What is needed
Write out each record again exactly as it stands.
----
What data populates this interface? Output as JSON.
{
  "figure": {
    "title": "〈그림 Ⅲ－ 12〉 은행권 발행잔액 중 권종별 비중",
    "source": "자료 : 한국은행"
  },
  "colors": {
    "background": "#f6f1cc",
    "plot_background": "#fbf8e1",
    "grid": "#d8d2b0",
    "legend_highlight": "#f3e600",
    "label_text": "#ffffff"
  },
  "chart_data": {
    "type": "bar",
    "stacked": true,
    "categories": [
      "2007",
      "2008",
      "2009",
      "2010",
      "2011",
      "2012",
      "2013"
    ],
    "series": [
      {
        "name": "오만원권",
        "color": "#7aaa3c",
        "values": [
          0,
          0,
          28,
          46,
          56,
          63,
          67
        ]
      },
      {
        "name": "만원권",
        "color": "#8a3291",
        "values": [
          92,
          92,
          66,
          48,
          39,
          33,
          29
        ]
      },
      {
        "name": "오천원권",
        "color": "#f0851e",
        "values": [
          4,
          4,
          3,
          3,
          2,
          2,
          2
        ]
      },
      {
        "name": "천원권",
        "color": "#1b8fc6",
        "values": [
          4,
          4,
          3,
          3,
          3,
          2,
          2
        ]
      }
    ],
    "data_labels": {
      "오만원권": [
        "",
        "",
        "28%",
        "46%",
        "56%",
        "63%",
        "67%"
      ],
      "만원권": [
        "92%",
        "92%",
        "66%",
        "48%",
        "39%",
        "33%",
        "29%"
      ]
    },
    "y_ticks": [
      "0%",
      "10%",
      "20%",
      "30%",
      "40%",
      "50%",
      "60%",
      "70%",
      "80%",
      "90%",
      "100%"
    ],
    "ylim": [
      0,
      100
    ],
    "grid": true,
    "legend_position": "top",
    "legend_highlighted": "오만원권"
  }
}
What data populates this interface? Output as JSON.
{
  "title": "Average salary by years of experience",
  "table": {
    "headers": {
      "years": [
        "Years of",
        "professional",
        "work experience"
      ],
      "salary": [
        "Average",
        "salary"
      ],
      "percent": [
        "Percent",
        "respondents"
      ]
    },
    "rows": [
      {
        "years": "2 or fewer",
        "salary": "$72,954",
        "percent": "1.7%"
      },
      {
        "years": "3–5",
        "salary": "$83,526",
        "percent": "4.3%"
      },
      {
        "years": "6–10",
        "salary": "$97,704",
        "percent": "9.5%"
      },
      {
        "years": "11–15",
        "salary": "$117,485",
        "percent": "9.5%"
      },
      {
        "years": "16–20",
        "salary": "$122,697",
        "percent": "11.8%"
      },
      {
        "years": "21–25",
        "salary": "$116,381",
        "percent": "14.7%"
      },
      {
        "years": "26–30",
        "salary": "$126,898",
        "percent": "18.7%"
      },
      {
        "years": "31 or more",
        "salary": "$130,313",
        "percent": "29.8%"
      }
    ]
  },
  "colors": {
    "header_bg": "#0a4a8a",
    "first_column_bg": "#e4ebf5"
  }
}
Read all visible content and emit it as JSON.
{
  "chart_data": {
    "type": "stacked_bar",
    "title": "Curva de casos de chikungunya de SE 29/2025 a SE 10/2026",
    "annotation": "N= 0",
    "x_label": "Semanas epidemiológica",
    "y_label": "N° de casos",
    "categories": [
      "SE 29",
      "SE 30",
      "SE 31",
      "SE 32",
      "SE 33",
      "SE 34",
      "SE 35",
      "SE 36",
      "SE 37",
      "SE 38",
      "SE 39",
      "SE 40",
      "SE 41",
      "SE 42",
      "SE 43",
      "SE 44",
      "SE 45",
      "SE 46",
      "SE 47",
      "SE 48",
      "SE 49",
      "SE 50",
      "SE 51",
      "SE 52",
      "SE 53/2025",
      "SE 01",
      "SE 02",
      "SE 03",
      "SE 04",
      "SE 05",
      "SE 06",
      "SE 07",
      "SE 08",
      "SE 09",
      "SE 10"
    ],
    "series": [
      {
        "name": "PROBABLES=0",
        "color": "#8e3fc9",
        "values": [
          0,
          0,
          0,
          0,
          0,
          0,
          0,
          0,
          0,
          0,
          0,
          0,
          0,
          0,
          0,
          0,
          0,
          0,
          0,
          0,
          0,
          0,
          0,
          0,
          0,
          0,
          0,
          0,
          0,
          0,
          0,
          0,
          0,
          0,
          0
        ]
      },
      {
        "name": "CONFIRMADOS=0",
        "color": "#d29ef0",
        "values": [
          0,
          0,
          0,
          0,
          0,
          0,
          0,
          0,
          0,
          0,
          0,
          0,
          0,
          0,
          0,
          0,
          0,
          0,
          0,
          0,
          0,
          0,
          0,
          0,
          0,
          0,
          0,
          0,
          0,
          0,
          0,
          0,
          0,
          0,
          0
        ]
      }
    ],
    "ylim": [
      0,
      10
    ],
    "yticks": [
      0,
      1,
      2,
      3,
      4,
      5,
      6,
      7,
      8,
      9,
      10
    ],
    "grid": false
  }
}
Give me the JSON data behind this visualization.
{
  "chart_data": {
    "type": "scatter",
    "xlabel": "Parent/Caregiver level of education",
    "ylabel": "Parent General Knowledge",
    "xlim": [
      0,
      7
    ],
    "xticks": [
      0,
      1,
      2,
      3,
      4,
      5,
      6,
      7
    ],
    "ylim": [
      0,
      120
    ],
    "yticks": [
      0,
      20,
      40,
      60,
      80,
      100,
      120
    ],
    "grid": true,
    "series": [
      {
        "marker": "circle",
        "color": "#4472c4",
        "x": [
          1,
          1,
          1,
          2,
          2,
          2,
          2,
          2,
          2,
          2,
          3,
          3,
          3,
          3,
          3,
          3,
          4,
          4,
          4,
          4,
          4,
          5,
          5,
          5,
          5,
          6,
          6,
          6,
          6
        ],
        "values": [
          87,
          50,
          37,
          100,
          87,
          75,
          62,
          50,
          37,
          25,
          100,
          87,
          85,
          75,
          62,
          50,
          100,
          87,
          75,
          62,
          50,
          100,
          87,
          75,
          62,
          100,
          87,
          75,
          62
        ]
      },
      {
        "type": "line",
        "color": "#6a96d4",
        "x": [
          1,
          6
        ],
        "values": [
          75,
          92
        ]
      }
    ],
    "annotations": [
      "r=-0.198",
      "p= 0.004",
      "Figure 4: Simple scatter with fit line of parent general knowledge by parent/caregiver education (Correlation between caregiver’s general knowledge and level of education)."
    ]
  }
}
----
Completed exercise
What data populates this interface? Output as JSON.
{
  "figure": {
    "title": "〈그림 Ⅲ－ 12〉 은행권 발행잔액 중 권종별 비중",
    "source": "자료 : 한국은행"
  },
  "colors": {
    "background": "#f6f1cc",
    "plot_background": "#fbf8e1",
    "grid": "#d8d2b0",
    "legend_highlight": "#f3e600",
    "label_text": "#ffffff"
  },
  "chart_data": {
    "type": "bar",
    "stacked": true,
    "categories": [
      "2007",
      "2008",
      "2009",
      "2010",
      "2011",
      "2012",
      "2013"
    ],
    "series": [
      {
        "name": "오만원권",
        "color": "#7aaa3c",
        "values": [
          0,
          0,
          28,
          46,
          56,
          63,
          67
        ]
      },
      {
        "name": "만원권",
        "color": "#8a3291",
        "values": [
          92,
          92,
          66,
          48,
          39,
          33,
          29
        ]
      },
      {
        "name": "오천원권",
        "color": "#f0851e",
        "values": [
          4,
          4,
          3,
          3,
          2,
          2,
          2
        ]
      },
      {
        "name": "천원권",
        "color": "#1b8fc6",
        "values": [
          4,
          4,
          3,
          3,
          3,
          2,
          2
        ]
      }
    ],
    "data_labels": {
      "오만원권": [
        "",
        "",
        "28%",
        "46%",
        "56%",
        "63%",
        "67%"
      ],
      "만원권": [
        "92%",
        "92%",
        "66%",
        "48%",
        "39%",
        "33%",
        "29%"
      ]
    },
    "y_ticks": [
      "0%",
      "10%",
      "20%",
      "30%",
      "40%",
      "50%",
      "60%",
      "70%",
      "80%",
      "90%",
      "100%"
    ],
    "ylim": [
      0,
      100
    ],
    "grid": true,
    "legend_position": "top",
    "legend_highlighted": "오만원권"
  }
}
What data populates this interface? Output as JSON.
{
  "title": "Average salary by years of experience",
  "table": {
    "headers": {
      "years": [
        "Years of",
        "professional",
        "work experience"
      ],
      "salary": [
        "Average",
        "salary"
      ],
      "percent": [
        "Percent",
        "respondents"
      ]
    },
    "rows": [
      {
        "years": "2 or fewer",
        "salary": "$72,954",
        "percent": "1.7%"
      },
      {
        "years": "3–5",
        "salary": "$83,526",
        "percent": "4.3%"
      },
      {
        "years": "6–10",
        "salary": "$97,704",
        "percent": "9.5%"
      },
      {
        "years": "11–15",
        "salary": "$117,485",
        "percent": "9.5%"
      },
      {
        "years": "16–20",
        "salary": "$122,697",
        "percent": "11.8%"
      },
      {
        "years": "21–25",
        "salary": "$116,381",
        "percent": "14.7%"
      },
      {
        "years": "26–30",
        "salary": "$126,898",
        "percent": "18.7%"
      },
      {
        "years": "31 or more",
        "salary": "$130,313",
        "percent": "29.8%"
      }
    ]
  },
  "colors": {
    "header_bg": "#0a4a8a",
    "first_column_bg": "#e4ebf5"
  }
}
Read all visible content and emit it as JSON.
{
  "chart_data": {
    "type": "stacked_bar",
    "title": "Curva de casos de chikungunya de SE 29/2025 a SE 10/2026",
    "annotation": "N= 0",
    "x_label": "Semanas epidemiológica",
    "y_label": "N° de casos",
    "categories": [
      "SE 29",
      "SE 30",
      "SE 31",
      "SE 32",
      "SE 33",
      "SE 34",
      "SE 35",
      "SE 36",
      "SE 37",
      "SE 38",
      "SE 39",
      "SE 40",
      "SE 41",
      "SE 42",
      "SE 43",
      "SE 44",
      "SE 45",
      "SE 46",
      "SE 47",
      "SE 48",
      "SE 49",
      "SE 50",
      "SE 51",
      "SE 52",
      "SE 53/2025",
      "SE 01",
      "SE 02",
      "SE 03",
      "SE 04",
      "SE 05",
      "SE 06",
      "SE 07",
      "SE 08",
      "SE 09",
      "SE 10"
    ],
    "series": [
      {
        "name": "PROBABLES=0",
        "color": "#8e3fc9",
        "values": [
          0,
          0,
          0,
          0,
          0,
          0,
          0,
          0,
          0,
          0,
          0,
          0,
          0,
          0,
          0,
          0,
          0,
          0,
          0,
          0,
          0,
          0,
          0,
          0,
          0,
          0,
          0,
          0,
          0,
          0,
          0,
          0,
          0,
          0,
          0
        ]
      },
      {
        "name": "CONFIRMADOS=0",
        "color": "#d29ef0",
        "values": [
          0,
          0,
          0,
          0,
          0,
          0,
          0,
          0,
          0,
          0,
          0,
          0,
          0,
          0,
          0,
          0,
          0,
          0,
          0,
          0,
          0,
          0,
          0,
          0,
          0,
          0,
          0,
          0,
          0,
          0,
          0,
          0,
          0,
          0,
          0
        ]
      }
    ],
    "ylim": [
      0,
      10
    ],
    "yticks": [
      0,
      1,
      2,
      3,
      4,
      5,
      6,
      7,
      8,
      9,
      10
    ],
    "grid": false
  }
}
Give me the JSON data behind this visualization.
{
  "chart_data": {
    "type": "scatter",
    "xlabel": "Parent/Caregiver level of education",
    "ylabel": "Parent General Knowledge",
    "xlim": [
      0,
      7
    ],
    "xticks": [
      0,
      1,
      2,
      3,
      4,
      5,
      6,
      7
    ],
    "ylim": [
      0,
      120
    ],
    "yticks": [
      0,
      20,
      40,
      60,
      80,
      100,
      120
    ],
    "grid": true,
    "series": [
      {
        "marker": "circle",
        "color": "#4472c4",
        "x": [
          1,
          1,
          1,
          2,
          2,
          2,
          2,
          2,
          2,
          2,
          3,
          3,
          3,
          3,
          3,
          3,
          4,
          4,
          4,
          4,
          4,
          5,
          5,
          5,
          5,
          6,
          6,
          6,
          6
        ],
        "values": [
          87,
          50,
          37,
          100,
          87,
          75,
          62,
          50,
          37,
          25,
          100,
          87,
          85,
          75,
          62,
          50,
          100,
          87,
          75,
          62,
          50,
          100,
          87,
          75,
          62,
          100,
          87,
          75,
          62
        ]
      },
      {
        "type": "line",
        "color": "#6a96d4",
        "x": [
          1,
          6
        ],
        "values": [
          75,
          92
        ]
      }
    ],
    "annotations": [
      "r=-0.198",
      "p= 0.004",
      "Figure 4: Simple scatter with fit line of parent general knowledge by parent/caregiver education (Correlation between caregiver’s general knowledge and level of education)."
    ]
  }
}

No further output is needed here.